** start Dataset rows **

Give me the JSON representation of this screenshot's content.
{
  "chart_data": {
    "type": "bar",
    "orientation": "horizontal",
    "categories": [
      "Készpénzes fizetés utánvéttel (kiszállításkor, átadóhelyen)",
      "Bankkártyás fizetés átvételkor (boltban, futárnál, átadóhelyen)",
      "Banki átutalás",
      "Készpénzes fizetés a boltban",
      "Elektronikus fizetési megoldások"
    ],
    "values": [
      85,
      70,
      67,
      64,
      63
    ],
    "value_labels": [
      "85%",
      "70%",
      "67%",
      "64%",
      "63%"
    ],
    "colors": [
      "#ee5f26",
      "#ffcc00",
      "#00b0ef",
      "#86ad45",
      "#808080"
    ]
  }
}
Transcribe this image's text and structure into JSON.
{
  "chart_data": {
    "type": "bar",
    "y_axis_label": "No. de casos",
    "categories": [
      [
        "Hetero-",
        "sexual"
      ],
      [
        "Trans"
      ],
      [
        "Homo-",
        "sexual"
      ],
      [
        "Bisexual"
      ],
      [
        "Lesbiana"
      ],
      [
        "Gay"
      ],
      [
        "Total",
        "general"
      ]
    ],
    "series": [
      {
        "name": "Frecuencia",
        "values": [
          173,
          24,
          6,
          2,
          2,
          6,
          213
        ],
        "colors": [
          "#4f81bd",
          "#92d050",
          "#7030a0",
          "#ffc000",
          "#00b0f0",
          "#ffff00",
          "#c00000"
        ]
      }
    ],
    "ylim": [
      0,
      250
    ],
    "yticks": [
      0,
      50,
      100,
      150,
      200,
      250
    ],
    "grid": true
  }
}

** end Dataset rows **

Where a line contains "átadóhelyen", copy that line.

      "Készpénzes fizetés utánvéttel (kiszállításkor, átadóhelyen)",
      "Bankkártyás fizetés átvételkor (boltban, futárnál, átadóhelyen)",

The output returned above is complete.